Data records

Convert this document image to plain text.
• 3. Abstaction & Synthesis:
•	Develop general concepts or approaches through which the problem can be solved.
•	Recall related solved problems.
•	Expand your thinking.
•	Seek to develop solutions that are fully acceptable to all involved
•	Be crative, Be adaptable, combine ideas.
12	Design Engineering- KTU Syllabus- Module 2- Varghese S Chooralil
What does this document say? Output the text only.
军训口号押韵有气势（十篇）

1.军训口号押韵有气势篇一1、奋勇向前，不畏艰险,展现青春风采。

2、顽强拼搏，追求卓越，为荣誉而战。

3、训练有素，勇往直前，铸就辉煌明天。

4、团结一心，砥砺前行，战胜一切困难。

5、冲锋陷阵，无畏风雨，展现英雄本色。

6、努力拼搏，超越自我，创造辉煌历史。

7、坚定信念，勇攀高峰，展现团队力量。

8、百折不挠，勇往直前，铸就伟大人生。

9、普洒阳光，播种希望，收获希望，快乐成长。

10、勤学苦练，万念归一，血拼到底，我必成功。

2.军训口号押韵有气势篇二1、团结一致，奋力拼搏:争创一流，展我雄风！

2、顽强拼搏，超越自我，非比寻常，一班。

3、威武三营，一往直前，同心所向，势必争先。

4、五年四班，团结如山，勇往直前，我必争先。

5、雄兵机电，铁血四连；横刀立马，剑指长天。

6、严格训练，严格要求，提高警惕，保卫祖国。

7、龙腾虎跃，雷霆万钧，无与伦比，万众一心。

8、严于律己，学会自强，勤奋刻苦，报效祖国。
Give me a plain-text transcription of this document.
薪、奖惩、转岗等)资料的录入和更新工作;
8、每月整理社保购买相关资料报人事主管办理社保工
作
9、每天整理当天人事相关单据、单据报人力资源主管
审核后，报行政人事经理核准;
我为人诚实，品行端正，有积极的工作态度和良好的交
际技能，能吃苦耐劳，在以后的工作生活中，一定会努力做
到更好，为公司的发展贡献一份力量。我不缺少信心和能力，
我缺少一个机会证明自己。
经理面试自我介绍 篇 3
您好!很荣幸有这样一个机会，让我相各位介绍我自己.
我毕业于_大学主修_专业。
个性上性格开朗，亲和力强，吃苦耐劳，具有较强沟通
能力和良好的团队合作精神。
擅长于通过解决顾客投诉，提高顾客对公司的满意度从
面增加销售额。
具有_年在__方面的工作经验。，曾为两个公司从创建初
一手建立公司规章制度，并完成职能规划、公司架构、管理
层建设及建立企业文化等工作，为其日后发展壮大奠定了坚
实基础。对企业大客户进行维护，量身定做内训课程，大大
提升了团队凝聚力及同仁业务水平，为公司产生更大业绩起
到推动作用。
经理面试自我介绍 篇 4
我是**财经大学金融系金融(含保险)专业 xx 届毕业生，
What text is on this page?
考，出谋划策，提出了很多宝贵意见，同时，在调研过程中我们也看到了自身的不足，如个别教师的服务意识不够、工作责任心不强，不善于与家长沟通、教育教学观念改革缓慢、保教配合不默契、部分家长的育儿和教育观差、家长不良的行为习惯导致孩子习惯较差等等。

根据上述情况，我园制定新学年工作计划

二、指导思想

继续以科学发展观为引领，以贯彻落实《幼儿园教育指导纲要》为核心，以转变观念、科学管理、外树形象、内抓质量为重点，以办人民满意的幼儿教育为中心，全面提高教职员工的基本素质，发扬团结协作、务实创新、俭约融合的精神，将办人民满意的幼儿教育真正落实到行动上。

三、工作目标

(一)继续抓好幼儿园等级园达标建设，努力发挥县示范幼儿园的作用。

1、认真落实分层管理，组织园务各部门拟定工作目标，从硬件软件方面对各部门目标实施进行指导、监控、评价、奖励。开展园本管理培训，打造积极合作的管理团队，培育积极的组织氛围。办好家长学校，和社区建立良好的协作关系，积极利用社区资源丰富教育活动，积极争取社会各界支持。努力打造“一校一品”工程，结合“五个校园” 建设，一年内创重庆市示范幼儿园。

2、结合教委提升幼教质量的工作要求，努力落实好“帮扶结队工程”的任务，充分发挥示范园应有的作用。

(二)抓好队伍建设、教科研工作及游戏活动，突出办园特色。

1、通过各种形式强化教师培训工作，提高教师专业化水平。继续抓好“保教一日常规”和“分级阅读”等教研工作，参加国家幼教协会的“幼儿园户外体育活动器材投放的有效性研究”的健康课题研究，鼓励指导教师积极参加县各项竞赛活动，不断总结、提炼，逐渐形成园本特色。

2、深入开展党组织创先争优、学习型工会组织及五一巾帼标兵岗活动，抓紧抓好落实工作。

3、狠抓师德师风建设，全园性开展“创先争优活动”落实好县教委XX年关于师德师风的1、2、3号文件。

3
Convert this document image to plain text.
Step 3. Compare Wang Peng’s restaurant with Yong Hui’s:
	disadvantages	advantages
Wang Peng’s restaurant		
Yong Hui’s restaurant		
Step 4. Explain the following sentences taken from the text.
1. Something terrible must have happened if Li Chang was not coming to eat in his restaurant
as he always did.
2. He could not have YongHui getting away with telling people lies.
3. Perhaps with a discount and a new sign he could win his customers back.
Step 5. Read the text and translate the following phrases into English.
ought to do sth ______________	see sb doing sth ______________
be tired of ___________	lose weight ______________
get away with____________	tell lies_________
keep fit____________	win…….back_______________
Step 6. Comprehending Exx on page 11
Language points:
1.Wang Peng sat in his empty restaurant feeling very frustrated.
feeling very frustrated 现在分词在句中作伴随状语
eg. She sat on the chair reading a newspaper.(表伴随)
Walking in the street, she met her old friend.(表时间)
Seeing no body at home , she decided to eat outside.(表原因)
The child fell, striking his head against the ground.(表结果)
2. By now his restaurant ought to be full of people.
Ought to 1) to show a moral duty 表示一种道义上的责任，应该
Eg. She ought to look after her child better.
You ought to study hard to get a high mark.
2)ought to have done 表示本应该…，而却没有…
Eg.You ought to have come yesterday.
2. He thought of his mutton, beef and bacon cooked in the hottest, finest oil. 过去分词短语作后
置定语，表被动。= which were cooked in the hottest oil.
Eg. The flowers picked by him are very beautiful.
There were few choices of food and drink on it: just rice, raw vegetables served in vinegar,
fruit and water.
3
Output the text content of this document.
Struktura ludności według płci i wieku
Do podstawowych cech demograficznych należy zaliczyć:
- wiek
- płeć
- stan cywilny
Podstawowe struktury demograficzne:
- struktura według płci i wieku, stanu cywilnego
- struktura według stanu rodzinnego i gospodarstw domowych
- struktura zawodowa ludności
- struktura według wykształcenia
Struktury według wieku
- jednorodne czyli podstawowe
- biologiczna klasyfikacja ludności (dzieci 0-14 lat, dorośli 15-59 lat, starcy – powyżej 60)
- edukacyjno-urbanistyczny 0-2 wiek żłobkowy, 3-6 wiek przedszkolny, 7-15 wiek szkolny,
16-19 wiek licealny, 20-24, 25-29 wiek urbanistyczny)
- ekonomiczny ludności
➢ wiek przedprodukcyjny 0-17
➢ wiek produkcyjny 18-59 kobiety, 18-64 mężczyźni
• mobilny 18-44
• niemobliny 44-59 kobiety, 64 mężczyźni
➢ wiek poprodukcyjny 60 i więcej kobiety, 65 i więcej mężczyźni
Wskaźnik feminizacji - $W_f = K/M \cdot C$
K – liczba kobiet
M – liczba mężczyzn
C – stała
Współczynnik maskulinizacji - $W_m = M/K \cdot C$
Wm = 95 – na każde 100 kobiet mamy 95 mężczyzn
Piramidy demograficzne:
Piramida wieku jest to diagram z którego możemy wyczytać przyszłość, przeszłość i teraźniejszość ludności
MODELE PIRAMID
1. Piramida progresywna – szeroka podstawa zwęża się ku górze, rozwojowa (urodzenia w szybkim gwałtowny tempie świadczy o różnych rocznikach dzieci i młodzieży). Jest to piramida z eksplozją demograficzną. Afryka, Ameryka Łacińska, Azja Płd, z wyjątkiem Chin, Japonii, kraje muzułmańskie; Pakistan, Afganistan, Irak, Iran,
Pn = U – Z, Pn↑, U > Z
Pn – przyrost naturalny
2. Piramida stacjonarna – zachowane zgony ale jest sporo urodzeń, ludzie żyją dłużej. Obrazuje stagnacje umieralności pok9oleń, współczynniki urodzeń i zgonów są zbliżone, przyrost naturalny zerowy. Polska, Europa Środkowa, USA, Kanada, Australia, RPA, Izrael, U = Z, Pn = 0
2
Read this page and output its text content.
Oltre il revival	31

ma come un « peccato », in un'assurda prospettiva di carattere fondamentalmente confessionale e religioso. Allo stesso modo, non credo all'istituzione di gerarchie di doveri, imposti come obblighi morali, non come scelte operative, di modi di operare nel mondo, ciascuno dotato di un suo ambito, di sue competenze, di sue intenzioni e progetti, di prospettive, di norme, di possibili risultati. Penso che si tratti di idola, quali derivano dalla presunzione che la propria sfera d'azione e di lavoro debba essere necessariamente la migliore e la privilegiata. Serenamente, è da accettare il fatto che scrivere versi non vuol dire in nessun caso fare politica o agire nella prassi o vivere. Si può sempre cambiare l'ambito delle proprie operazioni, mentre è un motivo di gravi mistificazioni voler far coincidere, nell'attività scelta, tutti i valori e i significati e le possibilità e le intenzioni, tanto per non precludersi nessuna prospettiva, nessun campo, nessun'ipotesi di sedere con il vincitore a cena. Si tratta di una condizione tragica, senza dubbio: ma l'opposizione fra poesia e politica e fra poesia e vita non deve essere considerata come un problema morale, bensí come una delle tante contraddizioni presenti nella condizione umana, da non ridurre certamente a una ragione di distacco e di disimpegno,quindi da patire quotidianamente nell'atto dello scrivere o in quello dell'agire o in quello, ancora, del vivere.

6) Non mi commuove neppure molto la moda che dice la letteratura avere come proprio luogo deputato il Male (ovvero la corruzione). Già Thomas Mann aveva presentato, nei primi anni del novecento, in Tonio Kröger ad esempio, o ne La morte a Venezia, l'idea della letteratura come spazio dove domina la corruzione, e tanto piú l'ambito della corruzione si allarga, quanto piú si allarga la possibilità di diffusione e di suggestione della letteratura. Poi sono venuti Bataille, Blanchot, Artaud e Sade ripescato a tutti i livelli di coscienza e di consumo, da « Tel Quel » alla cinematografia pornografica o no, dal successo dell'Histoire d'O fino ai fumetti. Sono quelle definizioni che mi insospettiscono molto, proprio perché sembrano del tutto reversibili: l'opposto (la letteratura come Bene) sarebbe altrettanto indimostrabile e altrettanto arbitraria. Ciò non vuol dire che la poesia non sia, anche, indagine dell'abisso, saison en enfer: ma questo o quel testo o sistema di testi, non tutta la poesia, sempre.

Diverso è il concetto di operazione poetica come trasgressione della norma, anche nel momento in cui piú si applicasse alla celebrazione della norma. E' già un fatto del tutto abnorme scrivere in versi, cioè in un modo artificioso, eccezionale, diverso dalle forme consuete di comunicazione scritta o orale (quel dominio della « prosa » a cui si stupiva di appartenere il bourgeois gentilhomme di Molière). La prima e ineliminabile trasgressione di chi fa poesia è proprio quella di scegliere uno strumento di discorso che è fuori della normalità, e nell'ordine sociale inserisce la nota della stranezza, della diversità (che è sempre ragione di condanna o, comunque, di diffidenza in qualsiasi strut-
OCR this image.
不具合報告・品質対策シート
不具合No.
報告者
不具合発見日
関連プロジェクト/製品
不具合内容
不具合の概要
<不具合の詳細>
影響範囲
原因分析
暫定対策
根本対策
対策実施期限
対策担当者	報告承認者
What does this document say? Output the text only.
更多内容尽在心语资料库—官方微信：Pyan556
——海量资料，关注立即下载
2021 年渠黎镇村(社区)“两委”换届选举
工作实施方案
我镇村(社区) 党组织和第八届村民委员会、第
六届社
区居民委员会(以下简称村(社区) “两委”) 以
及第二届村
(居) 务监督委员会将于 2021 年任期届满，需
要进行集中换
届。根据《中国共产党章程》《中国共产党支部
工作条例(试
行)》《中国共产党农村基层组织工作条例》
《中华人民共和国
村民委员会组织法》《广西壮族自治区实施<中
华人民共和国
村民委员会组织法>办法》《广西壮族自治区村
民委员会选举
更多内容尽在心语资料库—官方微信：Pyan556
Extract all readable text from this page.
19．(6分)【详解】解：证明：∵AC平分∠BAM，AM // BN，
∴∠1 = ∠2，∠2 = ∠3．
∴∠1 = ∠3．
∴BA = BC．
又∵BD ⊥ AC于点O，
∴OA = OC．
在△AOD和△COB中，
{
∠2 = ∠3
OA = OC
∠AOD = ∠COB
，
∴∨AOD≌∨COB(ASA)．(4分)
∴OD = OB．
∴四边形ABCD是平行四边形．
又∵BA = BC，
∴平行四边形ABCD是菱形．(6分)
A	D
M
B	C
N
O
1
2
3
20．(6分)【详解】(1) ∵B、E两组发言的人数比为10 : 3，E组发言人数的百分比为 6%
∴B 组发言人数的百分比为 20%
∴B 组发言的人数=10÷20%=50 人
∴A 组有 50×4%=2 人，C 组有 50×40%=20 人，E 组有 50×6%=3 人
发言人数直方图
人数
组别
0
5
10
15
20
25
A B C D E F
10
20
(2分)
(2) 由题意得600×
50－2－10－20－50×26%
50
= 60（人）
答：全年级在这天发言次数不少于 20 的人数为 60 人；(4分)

WRITTEN TASK: Work out the number of lines above that include the string "według" and write only that number.

ANSWER FOR THE TASK: 5